§ **Task to complete**: Would you write out the listing verbatim and skip every picture in it?

§ **Extracted records**:
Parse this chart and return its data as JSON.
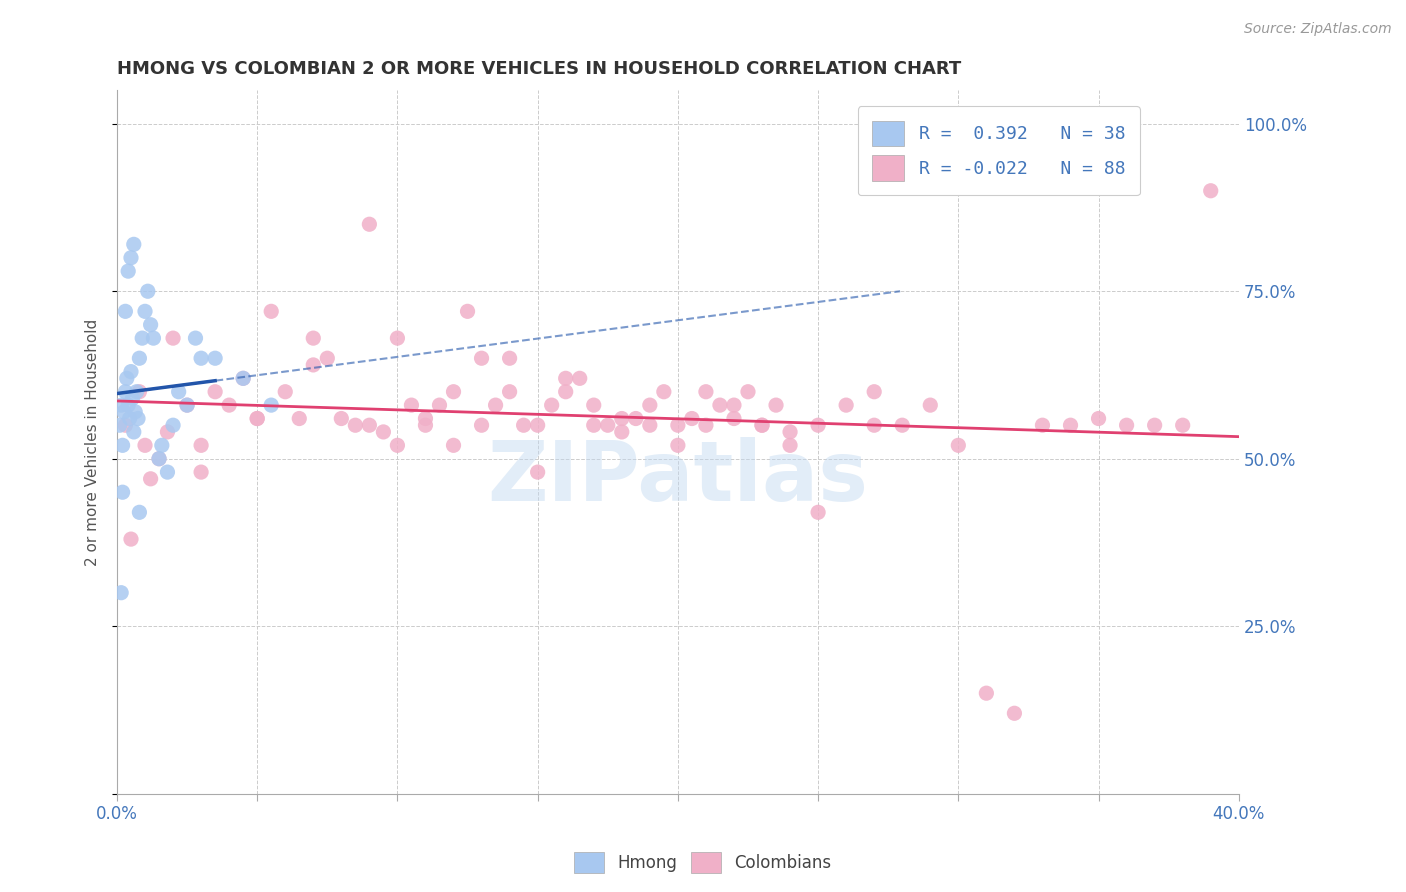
{
  "title": "HMONG VS COLOMBIAN 2 OR MORE VEHICLES IN HOUSEHOLD CORRELATION CHART",
  "source": "Source: ZipAtlas.com",
  "ylabel": "2 or more Vehicles in Household",
  "hmong_r": " 0.392",
  "hmong_n": "38",
  "colombian_r": "-0.022",
  "colombian_n": "88",
  "hmong_color": "#a8c8f0",
  "colombian_color": "#f0b0c8",
  "hmong_line_color": "#2255aa",
  "colombian_line_color": "#e04070",
  "watermark": "ZIPatlas",
  "xmin": 0.0,
  "xmax": 40.0,
  "ymin": 0.0,
  "ymax": 1.05,
  "right_ytick_vals": [
    0.25,
    0.5,
    0.75,
    1.0
  ],
  "right_ytick_labels": [
    "25.0%",
    "50.0%",
    "75.0%",
    "100.0%"
  ],
  "hmong_x": [
    0.1,
    0.15,
    0.2,
    0.25,
    0.3,
    0.35,
    0.4,
    0.45,
    0.5,
    0.55,
    0.6,
    0.65,
    0.7,
    0.75,
    0.8,
    0.9,
    1.0,
    1.1,
    1.2,
    1.3,
    1.5,
    1.6,
    1.8,
    2.0,
    2.2,
    2.5,
    3.0,
    0.5,
    0.6,
    0.3,
    0.4,
    0.8,
    0.2,
    0.15,
    2.8,
    3.5,
    4.5,
    5.5
  ],
  "hmong_y": [
    0.55,
    0.58,
    0.52,
    0.57,
    0.6,
    0.62,
    0.58,
    0.56,
    0.63,
    0.59,
    0.54,
    0.57,
    0.6,
    0.56,
    0.65,
    0.68,
    0.72,
    0.75,
    0.7,
    0.68,
    0.5,
    0.52,
    0.48,
    0.55,
    0.6,
    0.58,
    0.65,
    0.8,
    0.82,
    0.72,
    0.78,
    0.42,
    0.45,
    0.3,
    0.68,
    0.65,
    0.62,
    0.58
  ],
  "colombian_x": [
    0.3,
    0.5,
    0.8,
    1.0,
    1.2,
    1.5,
    1.8,
    2.0,
    2.5,
    3.0,
    3.5,
    4.0,
    4.5,
    5.0,
    5.5,
    6.0,
    6.5,
    7.0,
    7.5,
    8.0,
    8.5,
    9.0,
    9.5,
    10.0,
    10.5,
    11.0,
    11.5,
    12.0,
    12.5,
    13.0,
    13.5,
    14.0,
    14.5,
    15.0,
    15.5,
    16.0,
    16.5,
    17.0,
    17.5,
    18.0,
    18.5,
    19.0,
    19.5,
    20.0,
    20.5,
    21.0,
    21.5,
    22.0,
    22.5,
    23.0,
    23.5,
    24.0,
    25.0,
    26.0,
    27.0,
    28.0,
    29.0,
    30.0,
    31.0,
    32.0,
    33.0,
    34.0,
    35.0,
    36.0,
    37.0,
    38.0,
    39.0,
    3.0,
    5.0,
    7.0,
    9.0,
    11.0,
    13.0,
    15.0,
    17.0,
    19.0,
    21.0,
    23.0,
    25.0,
    27.0,
    10.0,
    12.0,
    14.0,
    16.0,
    18.0,
    20.0,
    22.0,
    24.0
  ],
  "colombian_y": [
    0.55,
    0.38,
    0.6,
    0.52,
    0.47,
    0.5,
    0.54,
    0.68,
    0.58,
    0.52,
    0.6,
    0.58,
    0.62,
    0.56,
    0.72,
    0.6,
    0.56,
    0.68,
    0.65,
    0.56,
    0.55,
    0.85,
    0.54,
    0.52,
    0.58,
    0.56,
    0.58,
    0.52,
    0.72,
    0.65,
    0.58,
    0.6,
    0.55,
    0.48,
    0.58,
    0.6,
    0.62,
    0.58,
    0.55,
    0.54,
    0.56,
    0.58,
    0.6,
    0.52,
    0.56,
    0.6,
    0.58,
    0.56,
    0.6,
    0.55,
    0.58,
    0.54,
    0.42,
    0.58,
    0.6,
    0.55,
    0.58,
    0.52,
    0.15,
    0.12,
    0.55,
    0.55,
    0.56,
    0.55,
    0.55,
    0.55,
    0.9,
    0.48,
    0.56,
    0.64,
    0.55,
    0.55,
    0.55,
    0.55,
    0.55,
    0.55,
    0.55,
    0.55,
    0.55,
    0.55,
    0.68,
    0.6,
    0.65,
    0.62,
    0.56,
    0.55,
    0.58,
    0.52
  ]
}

§ **Reply to the task**:
Parse this chart and return its data as JSON.
{
  "title": "HMONG VS COLOMBIAN 2 OR MORE VEHICLES IN HOUSEHOLD CORRELATION CHART",
  "source": "Source: ZipAtlas.com",
  "ylabel": "2 or more Vehicles in Household",
  "hmong_r": " 0.392",
  "hmong_n": "38",
  "colombian_r": "-0.022",
  "colombian_n": "88",
  "hmong_color": "#a8c8f0",
  "colombian_color": "#f0b0c8",
  "hmong_line_color": "#2255aa",
  "colombian_line_color": "#e04070",
  "watermark": "ZIPatlas",
  "xmin": 0.0,
  "xmax": 40.0,
  "ymin": 0.0,
  "ymax": 1.05,
  "right_ytick_vals": [
    0.25,
    0.5,
    0.75,
    1.0
  ],
  "right_ytick_labels": [
    "25.0%",
    "50.0%",
    "75.0%",
    "100.0%"
  ],
  "hmong_x": [
    0.1,
    0.15,
    0.2,
    0.25,
    0.3,
    0.35,
    0.4,
    0.45,
    0.5,
    0.55,
    0.6,
    0.65,
    0.7,
    0.75,
    0.8,
    0.9,
    1.0,
    1.1,
    1.2,
    1.3,
    1.5,
    1.6,
    1.8,
    2.0,
    2.2,
    2.5,
    3.0,
    0.5,
    0.6,
    0.3,
    0.4,
    0.8,
    0.2,
    0.15,
    2.8,
    3.5,
    4.5,
    5.5
  ],
  "hmong_y": [
    0.55,
    0.58,
    0.52,
    0.57,
    0.6,
    0.62,
    0.58,
    0.56,
    0.63,
    0.59,
    0.54,
    0.57,
    0.6,
    0.56,
    0.65,
    0.68,
    0.72,
    0.75,
    0.7,
    0.68,
    0.5,
    0.52,
    0.48,
    0.55,
    0.6,
    0.58,
    0.65,
    0.8,
    0.82,
    0.72,
    0.78,
    0.42,
    0.45,
    0.3,
    0.68,
    0.65,
    0.62,
    0.58
  ],
  "colombian_x": [
    0.3,
    0.5,
    0.8,
    1.0,
    1.2,
    1.5,
    1.8,
    2.0,
    2.5,
    3.0,
    3.5,
    4.0,
    4.5,
    5.0,
    5.5,
    6.0,
    6.5,
    7.0,
    7.5,
    8.0,
    8.5,
    9.0,
    9.5,
    10.0,
    10.5,
    11.0,
    11.5,
    12.0,
    12.5,
    13.0,
    13.5,
    14.0,
    14.5,
    15.0,
    15.5,
    16.0,
    16.5,
    17.0,
    17.5,
    18.0,
    18.5,
    19.0,
    19.5,
    20.0,
    20.5,
    21.0,
    21.5,
    22.0,
    22.5,
    23.0,
    23.5,
    24.0,
    25.0,
    26.0,
    27.0,
    28.0,
    29.0,
    30.0,
    31.0,
    32.0,
    33.0,
    34.0,
    35.0,
    36.0,
    37.0,
    38.0,
    39.0,
    3.0,
    5.0,
    7.0,
    9.0,
    11.0,
    13.0,
    15.0,
    17.0,
    19.0,
    21.0,
    23.0,
    25.0,
    27.0,
    10.0,
    12.0,
    14.0,
    16.0,
    18.0,
    20.0,
    22.0,
    24.0
  ],
  "colombian_y": [
    0.55,
    0.38,
    0.6,
    0.52,
    0.47,
    0.5,
    0.54,
    0.68,
    0.58,
    0.52,
    0.6,
    0.58,
    0.62,
    0.56,
    0.72,
    0.6,
    0.56,
    0.68,
    0.65,
    0.56,
    0.55,
    0.85,
    0.54,
    0.52,
    0.58,
    0.56,
    0.58,
    0.52,
    0.72,
    0.65,
    0.58,
    0.6,
    0.55,
    0.48,
    0.58,
    0.6,
    0.62,
    0.58,
    0.55,
    0.54,
    0.56,
    0.58,
    0.6,
    0.52,
    0.56,
    0.6,
    0.58,
    0.56,
    0.6,
    0.55,
    0.58,
    0.54,
    0.42,
    0.58,
    0.6,
    0.55,
    0.58,
    0.52,
    0.15,
    0.12,
    0.55,
    0.55,
    0.56,
    0.55,
    0.55,
    0.55,
    0.9,
    0.48,
    0.56,
    0.64,
    0.55,
    0.55,
    0.55,
    0.55,
    0.55,
    0.55,
    0.55,
    0.55,
    0.55,
    0.55,
    0.68,
    0.6,
    0.65,
    0.62,
    0.56,
    0.55,
    0.58,
    0.52
  ]
}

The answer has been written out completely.